Gather all lines from the material that contain the word "content".

================================

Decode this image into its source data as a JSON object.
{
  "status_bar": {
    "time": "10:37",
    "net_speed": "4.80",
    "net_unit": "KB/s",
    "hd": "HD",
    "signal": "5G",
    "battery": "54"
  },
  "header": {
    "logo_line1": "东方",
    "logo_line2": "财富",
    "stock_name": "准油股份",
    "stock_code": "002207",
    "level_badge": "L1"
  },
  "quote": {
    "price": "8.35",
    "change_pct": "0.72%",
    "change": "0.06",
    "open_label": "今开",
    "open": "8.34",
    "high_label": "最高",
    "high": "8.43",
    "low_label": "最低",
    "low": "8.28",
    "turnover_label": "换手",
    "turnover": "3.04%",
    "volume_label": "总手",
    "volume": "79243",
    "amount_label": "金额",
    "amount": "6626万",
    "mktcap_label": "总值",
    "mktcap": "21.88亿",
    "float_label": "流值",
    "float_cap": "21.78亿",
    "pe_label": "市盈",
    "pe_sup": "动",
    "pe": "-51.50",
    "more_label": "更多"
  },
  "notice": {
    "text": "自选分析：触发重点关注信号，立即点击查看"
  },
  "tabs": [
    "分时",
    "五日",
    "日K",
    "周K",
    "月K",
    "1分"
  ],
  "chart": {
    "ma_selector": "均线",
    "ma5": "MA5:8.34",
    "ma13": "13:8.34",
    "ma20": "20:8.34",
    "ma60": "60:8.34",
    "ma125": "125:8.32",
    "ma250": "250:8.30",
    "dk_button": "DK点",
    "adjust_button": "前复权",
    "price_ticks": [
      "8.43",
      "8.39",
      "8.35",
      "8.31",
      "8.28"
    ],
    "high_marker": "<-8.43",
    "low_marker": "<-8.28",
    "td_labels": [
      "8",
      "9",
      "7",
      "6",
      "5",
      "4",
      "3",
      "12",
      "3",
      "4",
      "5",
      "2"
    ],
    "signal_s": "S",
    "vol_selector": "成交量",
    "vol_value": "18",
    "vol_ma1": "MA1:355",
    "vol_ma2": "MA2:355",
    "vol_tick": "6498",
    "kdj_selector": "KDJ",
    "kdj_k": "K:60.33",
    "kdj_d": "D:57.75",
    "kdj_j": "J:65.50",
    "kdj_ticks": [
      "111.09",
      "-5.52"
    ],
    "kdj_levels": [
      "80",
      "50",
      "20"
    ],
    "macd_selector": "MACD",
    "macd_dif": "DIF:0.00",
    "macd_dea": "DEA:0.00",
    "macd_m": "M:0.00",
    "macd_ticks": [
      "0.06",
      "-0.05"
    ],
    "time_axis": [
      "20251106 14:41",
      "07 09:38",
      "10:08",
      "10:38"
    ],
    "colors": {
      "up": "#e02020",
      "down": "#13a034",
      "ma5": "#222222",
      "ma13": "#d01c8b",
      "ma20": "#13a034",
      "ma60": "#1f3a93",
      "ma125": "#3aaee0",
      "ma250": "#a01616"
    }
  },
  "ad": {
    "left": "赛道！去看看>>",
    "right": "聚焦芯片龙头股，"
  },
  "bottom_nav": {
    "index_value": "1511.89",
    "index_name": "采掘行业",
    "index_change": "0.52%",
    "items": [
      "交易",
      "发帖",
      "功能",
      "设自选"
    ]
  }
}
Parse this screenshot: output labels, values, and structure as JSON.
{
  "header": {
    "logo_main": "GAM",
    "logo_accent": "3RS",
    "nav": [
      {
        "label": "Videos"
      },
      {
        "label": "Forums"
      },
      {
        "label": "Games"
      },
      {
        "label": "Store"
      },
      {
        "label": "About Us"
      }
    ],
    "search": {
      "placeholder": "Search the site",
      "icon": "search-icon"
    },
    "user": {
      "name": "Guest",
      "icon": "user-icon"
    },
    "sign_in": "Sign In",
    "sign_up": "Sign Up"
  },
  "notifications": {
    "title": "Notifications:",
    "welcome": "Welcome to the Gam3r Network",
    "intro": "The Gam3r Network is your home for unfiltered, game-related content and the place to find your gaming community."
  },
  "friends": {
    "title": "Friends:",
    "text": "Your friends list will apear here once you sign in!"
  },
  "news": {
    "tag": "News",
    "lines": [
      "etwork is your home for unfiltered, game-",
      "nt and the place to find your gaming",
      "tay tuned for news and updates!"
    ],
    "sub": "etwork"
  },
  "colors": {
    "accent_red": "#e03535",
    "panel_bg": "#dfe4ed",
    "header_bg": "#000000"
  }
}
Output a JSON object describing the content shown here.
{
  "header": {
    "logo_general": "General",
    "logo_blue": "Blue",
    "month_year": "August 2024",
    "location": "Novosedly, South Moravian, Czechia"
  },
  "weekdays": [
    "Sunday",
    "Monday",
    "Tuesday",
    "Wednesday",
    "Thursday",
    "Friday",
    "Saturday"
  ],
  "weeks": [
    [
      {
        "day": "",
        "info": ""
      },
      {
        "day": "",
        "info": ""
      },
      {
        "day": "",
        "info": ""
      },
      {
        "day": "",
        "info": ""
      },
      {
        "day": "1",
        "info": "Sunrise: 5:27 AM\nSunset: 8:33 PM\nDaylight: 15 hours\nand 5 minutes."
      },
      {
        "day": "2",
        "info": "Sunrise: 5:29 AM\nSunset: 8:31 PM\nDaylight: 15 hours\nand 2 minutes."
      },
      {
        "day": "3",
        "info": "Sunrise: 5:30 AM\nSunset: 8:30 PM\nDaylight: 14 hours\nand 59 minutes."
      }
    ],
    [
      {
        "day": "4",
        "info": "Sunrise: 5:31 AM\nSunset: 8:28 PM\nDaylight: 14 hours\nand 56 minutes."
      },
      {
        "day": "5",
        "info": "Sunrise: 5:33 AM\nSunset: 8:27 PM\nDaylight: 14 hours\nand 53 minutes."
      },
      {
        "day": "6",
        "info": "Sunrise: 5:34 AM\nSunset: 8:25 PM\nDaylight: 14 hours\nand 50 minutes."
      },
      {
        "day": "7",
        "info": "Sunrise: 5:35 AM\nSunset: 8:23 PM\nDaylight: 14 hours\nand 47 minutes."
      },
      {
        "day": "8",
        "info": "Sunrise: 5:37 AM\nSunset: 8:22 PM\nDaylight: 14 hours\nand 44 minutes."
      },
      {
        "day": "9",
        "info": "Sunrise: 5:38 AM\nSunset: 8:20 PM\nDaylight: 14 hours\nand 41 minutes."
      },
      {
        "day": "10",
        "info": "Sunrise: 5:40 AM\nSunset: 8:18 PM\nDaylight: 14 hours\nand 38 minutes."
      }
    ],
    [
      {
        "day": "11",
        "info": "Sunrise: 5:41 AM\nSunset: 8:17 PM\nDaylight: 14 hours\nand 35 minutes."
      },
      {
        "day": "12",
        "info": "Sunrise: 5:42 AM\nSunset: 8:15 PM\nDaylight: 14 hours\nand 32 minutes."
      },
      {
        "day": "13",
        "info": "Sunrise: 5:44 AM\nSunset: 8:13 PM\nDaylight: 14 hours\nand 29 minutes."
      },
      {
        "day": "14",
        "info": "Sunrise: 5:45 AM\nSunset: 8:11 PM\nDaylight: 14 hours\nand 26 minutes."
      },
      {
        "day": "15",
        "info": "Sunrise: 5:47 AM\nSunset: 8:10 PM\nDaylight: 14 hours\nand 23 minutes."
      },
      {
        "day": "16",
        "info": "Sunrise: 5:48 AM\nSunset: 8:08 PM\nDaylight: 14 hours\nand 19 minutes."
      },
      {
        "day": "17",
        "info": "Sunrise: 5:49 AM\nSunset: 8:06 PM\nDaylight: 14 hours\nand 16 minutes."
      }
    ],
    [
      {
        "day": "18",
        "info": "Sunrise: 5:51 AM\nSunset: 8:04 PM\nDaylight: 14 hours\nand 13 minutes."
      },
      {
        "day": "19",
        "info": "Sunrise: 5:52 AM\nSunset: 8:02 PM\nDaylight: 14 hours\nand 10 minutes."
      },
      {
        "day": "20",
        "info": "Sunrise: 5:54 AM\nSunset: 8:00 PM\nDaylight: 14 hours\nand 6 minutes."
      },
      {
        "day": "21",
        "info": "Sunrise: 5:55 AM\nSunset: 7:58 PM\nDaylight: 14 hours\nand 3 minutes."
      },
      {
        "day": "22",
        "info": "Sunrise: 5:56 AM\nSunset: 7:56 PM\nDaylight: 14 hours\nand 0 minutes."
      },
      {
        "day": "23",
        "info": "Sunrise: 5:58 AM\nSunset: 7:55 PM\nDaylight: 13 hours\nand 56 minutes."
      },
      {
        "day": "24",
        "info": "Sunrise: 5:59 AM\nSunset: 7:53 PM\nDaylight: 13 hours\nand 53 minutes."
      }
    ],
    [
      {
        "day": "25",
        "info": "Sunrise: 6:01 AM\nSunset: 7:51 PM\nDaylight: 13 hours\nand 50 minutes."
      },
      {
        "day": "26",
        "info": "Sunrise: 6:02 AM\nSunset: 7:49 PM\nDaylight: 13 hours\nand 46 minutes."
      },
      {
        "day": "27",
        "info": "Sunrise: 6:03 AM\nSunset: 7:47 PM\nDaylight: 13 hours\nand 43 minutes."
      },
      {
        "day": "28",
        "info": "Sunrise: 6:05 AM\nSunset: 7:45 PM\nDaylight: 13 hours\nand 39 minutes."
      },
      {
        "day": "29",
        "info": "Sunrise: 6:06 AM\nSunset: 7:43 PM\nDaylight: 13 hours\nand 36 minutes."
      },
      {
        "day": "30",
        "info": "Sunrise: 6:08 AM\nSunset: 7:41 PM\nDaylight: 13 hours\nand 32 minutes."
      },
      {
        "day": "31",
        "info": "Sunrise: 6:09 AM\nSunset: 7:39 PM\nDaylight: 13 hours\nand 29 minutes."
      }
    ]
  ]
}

================================

ANSWER BELOW >>
    "intro": "The Gam3r Network is your home for unfiltered, game-related content and the place to find your gaming community."
Output a JSON object describing the content shown here.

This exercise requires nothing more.